Source material

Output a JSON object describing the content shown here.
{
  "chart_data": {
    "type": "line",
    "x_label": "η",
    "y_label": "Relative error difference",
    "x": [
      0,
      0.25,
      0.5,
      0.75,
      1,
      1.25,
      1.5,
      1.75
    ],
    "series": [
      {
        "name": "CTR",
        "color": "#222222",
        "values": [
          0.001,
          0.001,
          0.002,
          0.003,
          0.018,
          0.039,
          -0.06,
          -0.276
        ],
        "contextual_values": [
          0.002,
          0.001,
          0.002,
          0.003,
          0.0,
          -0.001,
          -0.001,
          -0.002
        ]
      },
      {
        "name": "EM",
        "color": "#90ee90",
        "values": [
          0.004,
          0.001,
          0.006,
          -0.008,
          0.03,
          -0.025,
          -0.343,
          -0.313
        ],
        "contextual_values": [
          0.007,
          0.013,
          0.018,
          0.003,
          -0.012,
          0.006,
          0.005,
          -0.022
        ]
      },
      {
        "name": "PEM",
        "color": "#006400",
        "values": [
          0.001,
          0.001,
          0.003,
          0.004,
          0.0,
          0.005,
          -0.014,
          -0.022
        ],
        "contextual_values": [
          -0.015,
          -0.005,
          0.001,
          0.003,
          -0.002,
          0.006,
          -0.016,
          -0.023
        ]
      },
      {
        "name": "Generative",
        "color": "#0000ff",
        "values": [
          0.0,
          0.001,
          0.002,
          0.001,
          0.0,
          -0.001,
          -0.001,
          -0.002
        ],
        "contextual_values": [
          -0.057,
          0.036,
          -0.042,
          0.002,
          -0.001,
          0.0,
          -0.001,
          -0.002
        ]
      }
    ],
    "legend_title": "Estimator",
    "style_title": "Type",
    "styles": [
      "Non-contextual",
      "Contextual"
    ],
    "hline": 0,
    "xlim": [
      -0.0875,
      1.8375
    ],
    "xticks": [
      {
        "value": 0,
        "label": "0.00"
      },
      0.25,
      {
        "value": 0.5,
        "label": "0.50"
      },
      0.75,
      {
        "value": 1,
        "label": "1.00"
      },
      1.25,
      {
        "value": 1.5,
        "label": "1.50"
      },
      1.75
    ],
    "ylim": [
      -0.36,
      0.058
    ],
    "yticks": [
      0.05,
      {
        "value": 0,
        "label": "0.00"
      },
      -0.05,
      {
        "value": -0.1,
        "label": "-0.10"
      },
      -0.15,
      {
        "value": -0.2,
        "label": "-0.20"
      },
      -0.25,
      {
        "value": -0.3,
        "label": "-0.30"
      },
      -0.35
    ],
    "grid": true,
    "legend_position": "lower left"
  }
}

What the exercise asks
Your task is to transcribe the listing above in full, exactly as given.

Exercise output
Output a JSON object describing the content shown here.
{
  "chart_data": {
    "type": "line",
    "x_label": "η",
    "y_label": "Relative error difference",
    "x": [
      0,
      0.25,
      0.5,
      0.75,
      1,
      1.25,
      1.5,
      1.75
    ],
    "series": [
      {
        "name": "CTR",
        "color": "#222222",
        "values": [
          0.001,
          0.001,
          0.002,
          0.003,
          0.018,
          0.039,
          -0.06,
          -0.276
        ],
        "contextual_values": [
          0.002,
          0.001,
          0.002,
          0.003,
          0.0,
          -0.001,
          -0.001,
          -0.002
        ]
      },
      {
        "name": "EM",
        "color": "#90ee90",
        "values": [
          0.004,
          0.001,
          0.006,
          -0.008,
          0.03,
          -0.025,
          -0.343,
          -0.313
        ],
        "contextual_values": [
          0.007,
          0.013,
          0.018,
          0.003,
          -0.012,
          0.006,
          0.005,
          -0.022
        ]
      },
      {
        "name": "PEM",
        "color": "#006400",
        "values": [
          0.001,
          0.001,
          0.003,
          0.004,
          0.0,
          0.005,
          -0.014,
          -0.022
        ],
        "contextual_values": [
          -0.015,
          -0.005,
          0.001,
          0.003,
          -0.002,
          0.006,
          -0.016,
          -0.023
        ]
      },
      {
        "name": "Generative",
        "color": "#0000ff",
        "values": [
          0.0,
          0.001,
          0.002,
          0.001,
          0.0,
          -0.001,
          -0.001,
          -0.002
        ],
        "contextual_values": [
          -0.057,
          0.036,
          -0.042,
          0.002,
          -0.001,
          0.0,
          -0.001,
          -0.002
        ]
      }
    ],
    "legend_title": "Estimator",
    "style_title": "Type",
    "styles": [
      "Non-contextual",
      "Contextual"
    ],
    "hline": 0,
    "xlim": [
      -0.0875,
      1.8375
    ],
    "xticks": [
      {
        "value": 0,
        "label": "0.00"
      },
      0.25,
      {
        "value": 0.5,
        "label": "0.50"
      },
      0.75,
      {
        "value": 1,
        "label": "1.00"
      },
      1.25,
      {
        "value": 1.5,
        "label": "1.50"
      },
      1.75
    ],
    "ylim": [
      -0.36,
      0.058
    ],
    "yticks": [
      0.05,
      {
        "value": 0,
        "label": "0.00"
      },
      -0.05,
      {
        "value": -0.1,
        "label": "-0.10"
      },
      -0.15,
      {
        "value": -0.2,
        "label": "-0.20"
      },
      -0.25,
      {
        "value": -0.3,
        "label": "-0.30"
      },
      -0.35
    ],
    "grid": true,
    "legend_position": "lower left"
  }
}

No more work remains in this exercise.